Transcribe the whole listing without a single picture.

**Input data:**
● ● ●

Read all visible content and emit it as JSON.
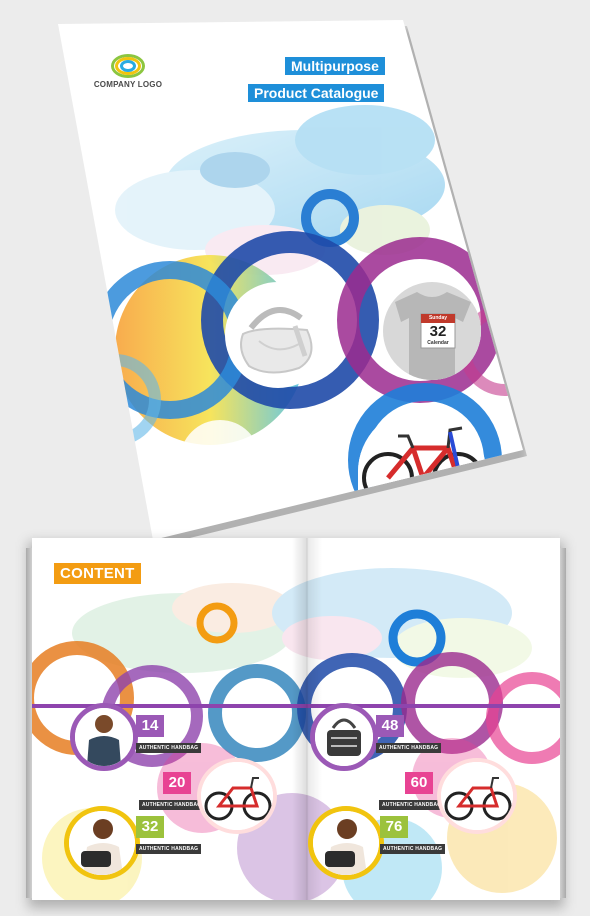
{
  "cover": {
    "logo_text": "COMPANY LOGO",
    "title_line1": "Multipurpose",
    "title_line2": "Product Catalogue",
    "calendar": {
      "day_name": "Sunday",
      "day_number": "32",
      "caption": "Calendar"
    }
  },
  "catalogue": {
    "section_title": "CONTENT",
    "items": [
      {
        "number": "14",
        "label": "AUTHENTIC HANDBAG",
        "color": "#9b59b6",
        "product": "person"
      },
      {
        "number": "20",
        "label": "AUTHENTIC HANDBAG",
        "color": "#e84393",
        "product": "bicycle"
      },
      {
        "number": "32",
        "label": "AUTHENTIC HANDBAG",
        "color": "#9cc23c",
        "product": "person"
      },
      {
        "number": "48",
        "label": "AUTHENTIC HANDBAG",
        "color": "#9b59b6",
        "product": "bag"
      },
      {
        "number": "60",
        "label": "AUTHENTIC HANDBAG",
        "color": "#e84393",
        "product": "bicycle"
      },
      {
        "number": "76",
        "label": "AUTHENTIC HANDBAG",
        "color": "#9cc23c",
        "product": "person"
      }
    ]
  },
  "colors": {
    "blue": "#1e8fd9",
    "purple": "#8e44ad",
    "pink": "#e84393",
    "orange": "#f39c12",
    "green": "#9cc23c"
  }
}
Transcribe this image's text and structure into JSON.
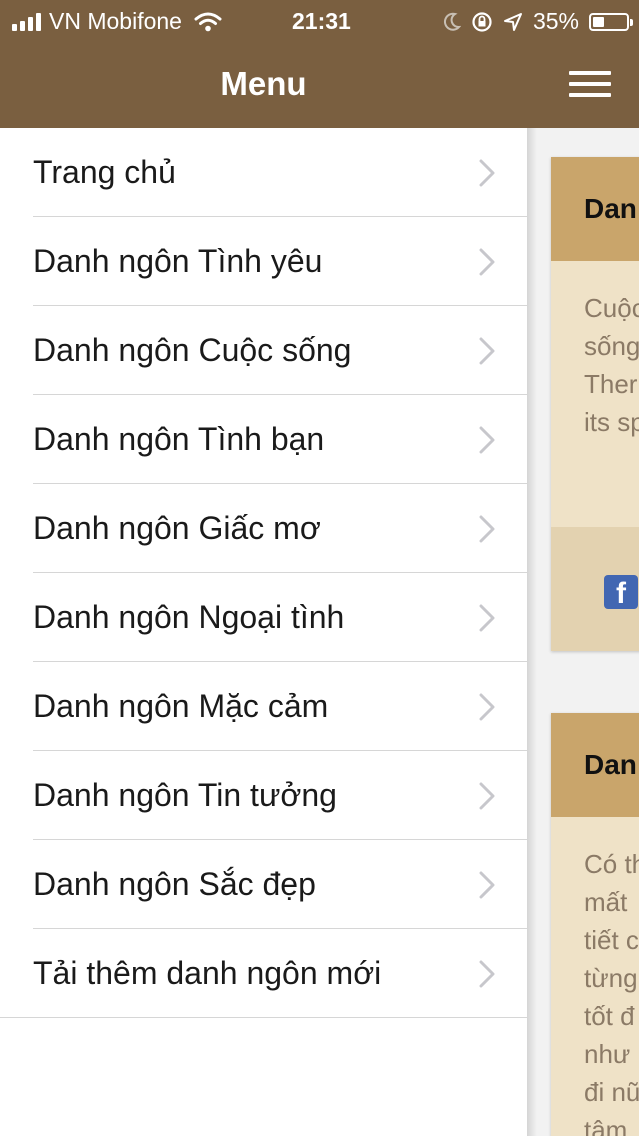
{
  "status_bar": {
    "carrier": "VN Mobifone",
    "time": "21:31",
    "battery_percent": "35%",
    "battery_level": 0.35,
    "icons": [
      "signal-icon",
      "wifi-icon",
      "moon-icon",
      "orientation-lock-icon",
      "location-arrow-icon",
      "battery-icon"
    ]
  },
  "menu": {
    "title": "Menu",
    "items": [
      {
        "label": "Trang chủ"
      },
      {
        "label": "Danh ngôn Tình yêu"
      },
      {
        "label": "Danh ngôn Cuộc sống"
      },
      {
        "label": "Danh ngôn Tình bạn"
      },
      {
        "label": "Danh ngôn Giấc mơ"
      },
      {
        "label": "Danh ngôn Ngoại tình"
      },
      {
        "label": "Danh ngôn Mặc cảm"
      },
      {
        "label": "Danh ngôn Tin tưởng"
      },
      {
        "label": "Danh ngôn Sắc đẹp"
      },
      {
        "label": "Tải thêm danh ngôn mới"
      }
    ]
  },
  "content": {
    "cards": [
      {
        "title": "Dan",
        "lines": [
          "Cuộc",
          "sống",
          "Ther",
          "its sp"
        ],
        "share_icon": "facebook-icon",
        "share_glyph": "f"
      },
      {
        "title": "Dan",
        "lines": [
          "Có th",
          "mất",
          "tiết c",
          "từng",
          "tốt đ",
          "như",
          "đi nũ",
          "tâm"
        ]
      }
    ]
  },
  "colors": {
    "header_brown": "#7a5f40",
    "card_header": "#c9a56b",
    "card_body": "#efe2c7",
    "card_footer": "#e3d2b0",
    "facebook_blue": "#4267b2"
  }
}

● ● ●

**Exercise answer:**
Read all visible content and emit it as JSON.
{
  "cover": {
    "logo_text": "COMPANY LOGO",
    "title_line1": "Multipurpose",
    "title_line2": "Product Catalogue",
    "calendar": {
      "day_name": "Sunday",
      "day_number": "32",
      "caption": "Calendar"
    }
  },
  "catalogue": {
    "section_title": "CONTENT",
    "items": [
      {
        "number": "14",
        "label": "AUTHENTIC HANDBAG",
        "color": "#9b59b6",
        "product": "person"
      },
      {
        "number": "20",
        "label": "AUTHENTIC HANDBAG",
        "color": "#e84393",
        "product": "bicycle"
      },
      {
        "number": "32",
        "label": "AUTHENTIC HANDBAG",
        "color": "#9cc23c",
        "product": "person"
      },
      {
        "number": "48",
        "label": "AUTHENTIC HANDBAG",
        "color": "#9b59b6",
        "product": "bag"
      },
      {
        "number": "60",
        "label": "AUTHENTIC HANDBAG",
        "color": "#e84393",
        "product": "bicycle"
      },
      {
        "number": "76",
        "label": "AUTHENTIC HANDBAG",
        "color": "#9cc23c",
        "product": "person"
      }
    ]
  },
  "colors": {
    "blue": "#1e8fd9",
    "purple": "#8e44ad",
    "pink": "#e84393",
    "orange": "#f39c12",
    "green": "#9cc23c"
  }
}
Transcribe this image's text and structure into JSON.
{
  "status_bar": {
    "carrier": "VN Mobifone",
    "time": "21:31",
    "battery_percent": "35%",
    "battery_level": 0.35,
    "icons": [
      "signal-icon",
      "wifi-icon",
      "moon-icon",
      "orientation-lock-icon",
      "location-arrow-icon",
      "battery-icon"
    ]
  },
  "menu": {
    "title": "Menu",
    "items": [
      {
        "label": "Trang chủ"
      },
      {
        "label": "Danh ngôn Tình yêu"
      },
      {
        "label": "Danh ngôn Cuộc sống"
      },
      {
        "label": "Danh ngôn Tình bạn"
      },
      {
        "label": "Danh ngôn Giấc mơ"
      },
      {
        "label": "Danh ngôn Ngoại tình"
      },
      {
        "label": "Danh ngôn Mặc cảm"
      },
      {
        "label": "Danh ngôn Tin tưởng"
      },
      {
        "label": "Danh ngôn Sắc đẹp"
      },
      {
        "label": "Tải thêm danh ngôn mới"
      }
    ]
  },
  "content": {
    "cards": [
      {
        "title": "Dan",
        "lines": [
          "Cuộc",
          "sống",
          "Ther",
          "its sp"
        ],
        "share_icon": "facebook-icon",
        "share_glyph": "f"
      },
      {
        "title": "Dan",
        "lines": [
          "Có th",
          "mất",
          "tiết c",
          "từng",
          "tốt đ",
          "như",
          "đi nũ",
          "tâm"
        ]
      }
    ]
  },
  "colors": {
    "header_brown": "#7a5f40",
    "card_header": "#c9a56b",
    "card_body": "#efe2c7",
    "card_footer": "#e3d2b0",
    "facebook_blue": "#4267b2"
  }
}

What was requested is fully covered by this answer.